__DATASET EXTRACT__.
>> Begin

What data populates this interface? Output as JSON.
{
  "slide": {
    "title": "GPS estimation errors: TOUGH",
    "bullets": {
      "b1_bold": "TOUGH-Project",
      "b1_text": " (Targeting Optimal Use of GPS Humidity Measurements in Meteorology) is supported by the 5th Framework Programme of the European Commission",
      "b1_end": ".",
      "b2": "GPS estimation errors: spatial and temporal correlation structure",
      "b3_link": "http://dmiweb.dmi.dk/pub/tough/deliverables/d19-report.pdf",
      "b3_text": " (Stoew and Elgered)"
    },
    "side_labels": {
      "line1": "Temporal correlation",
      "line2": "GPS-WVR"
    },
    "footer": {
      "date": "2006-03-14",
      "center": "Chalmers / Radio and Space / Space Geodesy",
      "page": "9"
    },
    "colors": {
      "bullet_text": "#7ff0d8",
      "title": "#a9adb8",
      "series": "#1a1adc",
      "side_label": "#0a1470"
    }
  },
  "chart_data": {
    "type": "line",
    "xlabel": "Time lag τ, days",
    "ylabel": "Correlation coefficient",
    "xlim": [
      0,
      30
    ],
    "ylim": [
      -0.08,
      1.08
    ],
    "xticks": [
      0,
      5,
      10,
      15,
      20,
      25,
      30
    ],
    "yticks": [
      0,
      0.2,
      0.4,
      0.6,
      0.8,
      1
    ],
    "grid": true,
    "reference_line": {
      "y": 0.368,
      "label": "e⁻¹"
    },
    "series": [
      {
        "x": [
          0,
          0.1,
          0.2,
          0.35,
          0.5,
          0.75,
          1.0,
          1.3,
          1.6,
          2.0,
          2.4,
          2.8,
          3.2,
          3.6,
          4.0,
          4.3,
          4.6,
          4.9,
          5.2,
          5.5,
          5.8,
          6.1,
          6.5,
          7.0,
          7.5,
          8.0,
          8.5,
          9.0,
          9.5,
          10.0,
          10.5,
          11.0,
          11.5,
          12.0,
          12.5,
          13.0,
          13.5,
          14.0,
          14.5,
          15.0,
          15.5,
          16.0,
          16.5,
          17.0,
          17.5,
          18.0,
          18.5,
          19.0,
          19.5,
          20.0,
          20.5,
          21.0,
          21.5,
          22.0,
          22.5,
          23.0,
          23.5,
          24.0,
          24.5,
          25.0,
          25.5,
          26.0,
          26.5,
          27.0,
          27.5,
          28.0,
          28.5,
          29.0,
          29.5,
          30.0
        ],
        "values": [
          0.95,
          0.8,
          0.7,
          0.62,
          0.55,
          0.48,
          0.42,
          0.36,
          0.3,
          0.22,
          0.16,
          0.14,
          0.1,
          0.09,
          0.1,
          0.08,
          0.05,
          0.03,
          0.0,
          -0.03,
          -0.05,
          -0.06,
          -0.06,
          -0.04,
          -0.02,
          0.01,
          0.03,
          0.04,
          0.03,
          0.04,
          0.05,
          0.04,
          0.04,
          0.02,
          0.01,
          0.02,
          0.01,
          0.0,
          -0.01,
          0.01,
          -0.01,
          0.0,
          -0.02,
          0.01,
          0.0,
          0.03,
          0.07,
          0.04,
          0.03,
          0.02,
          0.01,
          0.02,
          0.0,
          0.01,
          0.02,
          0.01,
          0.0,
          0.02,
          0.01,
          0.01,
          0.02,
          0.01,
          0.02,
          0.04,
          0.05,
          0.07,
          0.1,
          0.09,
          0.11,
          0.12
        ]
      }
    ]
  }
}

>> End

__WORK TO DO__.
From the first line to the last, retype the data exactly.

__WRITTEN ANSWER__.
What data populates this interface? Output as JSON.
{
  "slide": {
    "title": "GPS estimation errors: TOUGH",
    "bullets": {
      "b1_bold": "TOUGH-Project",
      "b1_text": " (Targeting Optimal Use of GPS Humidity Measurements in Meteorology) is supported by the 5th Framework Programme of the European Commission",
      "b1_end": ".",
      "b2": "GPS estimation errors: spatial and temporal correlation structure",
      "b3_link": "http://dmiweb.dmi.dk/pub/tough/deliverables/d19-report.pdf",
      "b3_text": " (Stoew and Elgered)"
    },
    "side_labels": {
      "line1": "Temporal correlation",
      "line2": "GPS-WVR"
    },
    "footer": {
      "date": "2006-03-14",
      "center": "Chalmers / Radio and Space / Space Geodesy",
      "page": "9"
    },
    "colors": {
      "bullet_text": "#7ff0d8",
      "title": "#a9adb8",
      "series": "#1a1adc",
      "side_label": "#0a1470"
    }
  },
  "chart_data": {
    "type": "line",
    "xlabel": "Time lag τ, days",
    "ylabel": "Correlation coefficient",
    "xlim": [
      0,
      30
    ],
    "ylim": [
      -0.08,
      1.08
    ],
    "xticks": [
      0,
      5,
      10,
      15,
      20,
      25,
      30
    ],
    "yticks": [
      0,
      0.2,
      0.4,
      0.6,
      0.8,
      1
    ],
    "grid": true,
    "reference_line": {
      "y": 0.368,
      "label": "e⁻¹"
    },
    "series": [
      {
        "x": [
          0,
          0.1,
          0.2,
          0.35,
          0.5,
          0.75,
          1.0,
          1.3,
          1.6,
          2.0,
          2.4,
          2.8,
          3.2,
          3.6,
          4.0,
          4.3,
          4.6,
          4.9,
          5.2,
          5.5,
          5.8,
          6.1,
          6.5,
          7.0,
          7.5,
          8.0,
          8.5,
          9.0,
          9.5,
          10.0,
          10.5,
          11.0,
          11.5,
          12.0,
          12.5,
          13.0,
          13.5,
          14.0,
          14.5,
          15.0,
          15.5,
          16.0,
          16.5,
          17.0,
          17.5,
          18.0,
          18.5,
          19.0,
          19.5,
          20.0,
          20.5,
          21.0,
          21.5,
          22.0,
          22.5,
          23.0,
          23.5,
          24.0,
          24.5,
          25.0,
          25.5,
          26.0,
          26.5,
          27.0,
          27.5,
          28.0,
          28.5,
          29.0,
          29.5,
          30.0
        ],
        "values": [
          0.95,
          0.8,
          0.7,
          0.62,
          0.55,
          0.48,
          0.42,
          0.36,
          0.3,
          0.22,
          0.16,
          0.14,
          0.1,
          0.09,
          0.1,
          0.08,
          0.05,
          0.03,
          0.0,
          -0.03,
          -0.05,
          -0.06,
          -0.06,
          -0.04,
          -0.02,
          0.01,
          0.03,
          0.04,
          0.03,
          0.04,
          0.05,
          0.04,
          0.04,
          0.02,
          0.01,
          0.02,
          0.01,
          0.0,
          -0.01,
          0.01,
          -0.01,
          0.0,
          -0.02,
          0.01,
          0.0,
          0.03,
          0.07,
          0.04,
          0.03,
          0.02,
          0.01,
          0.02,
          0.0,
          0.01,
          0.02,
          0.01,
          0.0,
          0.02,
          0.01,
          0.01,
          0.02,
          0.01,
          0.02,
          0.04,
          0.05,
          0.07,
          0.1,
          0.09,
          0.11,
          0.12
        ]
      }
    ]
  }
}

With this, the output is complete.